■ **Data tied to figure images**

··········

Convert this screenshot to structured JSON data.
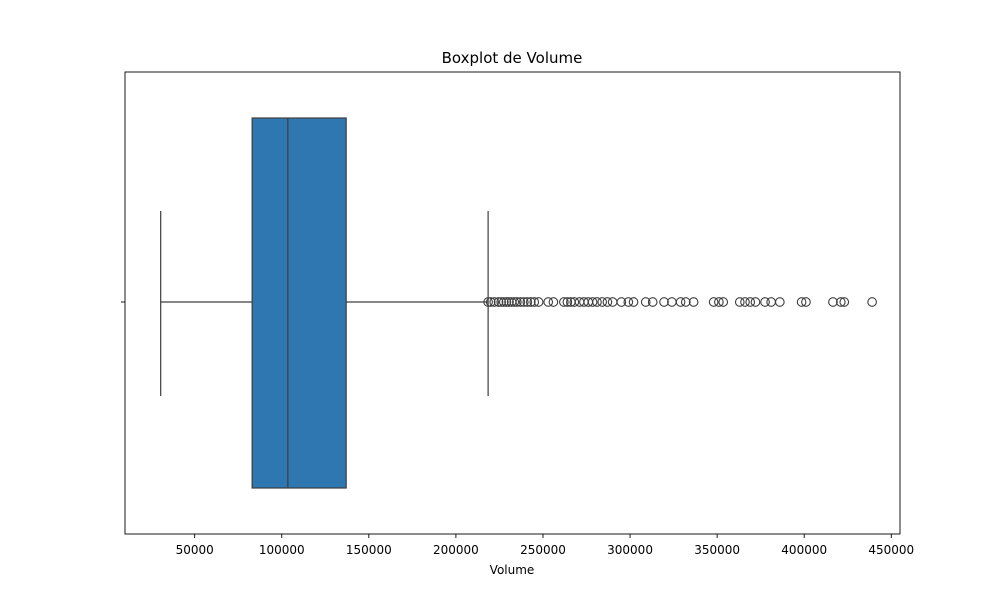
{
  "chart_data": {
    "type": "boxplot",
    "title": "Boxplot de Volume",
    "xlabel": "Volume",
    "ylabel": "",
    "xlim": [
      10000,
      455000
    ],
    "orientation": "horizontal",
    "grid": false,
    "ticks": [
      50000,
      100000,
      150000,
      200000,
      250000,
      300000,
      350000,
      400000,
      450000
    ],
    "tick_labels": [
      "50000",
      "100000",
      "150000",
      "200000",
      "250000",
      "300000",
      "350000",
      "400000",
      "450000"
    ],
    "colors": {
      "box_fill": "#2f77b1",
      "line": "#3d3d3d"
    },
    "box": {
      "whisker_low": 30500,
      "q1": 83000,
      "median": 103500,
      "q3": 137000,
      "whisker_high": 218500
    },
    "outliers": [
      218500,
      220000,
      222000,
      224500,
      226000,
      227500,
      229000,
      230500,
      232000,
      233500,
      235000,
      237000,
      239000,
      241000,
      243000,
      245000,
      247500,
      253000,
      256000,
      262000,
      264000,
      266000,
      268000,
      271000,
      273500,
      276000,
      278500,
      281000,
      284000,
      287000,
      290000,
      295000,
      299000,
      302000,
      309000,
      313000,
      319500,
      324000,
      329000,
      332000,
      336500,
      348000,
      351000,
      353500,
      363000,
      366000,
      369000,
      372000,
      377500,
      381000,
      386000,
      398500,
      401000,
      416500,
      421000,
      423000,
      439000
    ]
  }
}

··········

■ **TASK STATEMENT**
The pictures should not appear in the copy; every other part of the records above must be returned exactly.

■ **REPLY**
Convert this screenshot to structured JSON data.
{
  "chart_data": {
    "type": "boxplot",
    "title": "Boxplot de Volume",
    "xlabel": "Volume",
    "ylabel": "",
    "xlim": [
      10000,
      455000
    ],
    "orientation": "horizontal",
    "grid": false,
    "ticks": [
      50000,
      100000,
      150000,
      200000,
      250000,
      300000,
      350000,
      400000,
      450000
    ],
    "tick_labels": [
      "50000",
      "100000",
      "150000",
      "200000",
      "250000",
      "300000",
      "350000",
      "400000",
      "450000"
    ],
    "colors": {
      "box_fill": "#2f77b1",
      "line": "#3d3d3d"
    },
    "box": {
      "whisker_low": 30500,
      "q1": 83000,
      "median": 103500,
      "q3": 137000,
      "whisker_high": 218500
    },
    "outliers": [
      218500,
      220000,
      222000,
      224500,
      226000,
      227500,
      229000,
      230500,
      232000,
      233500,
      235000,
      237000,
      239000,
      241000,
      243000,
      245000,
      247500,
      253000,
      256000,
      262000,
      264000,
      266000,
      268000,
      271000,
      273500,
      276000,
      278500,
      281000,
      284000,
      287000,
      290000,
      295000,
      299000,
      302000,
      309000,
      313000,
      319500,
      324000,
      329000,
      332000,
      336500,
      348000,
      351000,
      353500,
      363000,
      366000,
      369000,
      372000,
      377500,
      381000,
      386000,
      398500,
      401000,
      416500,
      421000,
      423000,
      439000
    ]
  }
}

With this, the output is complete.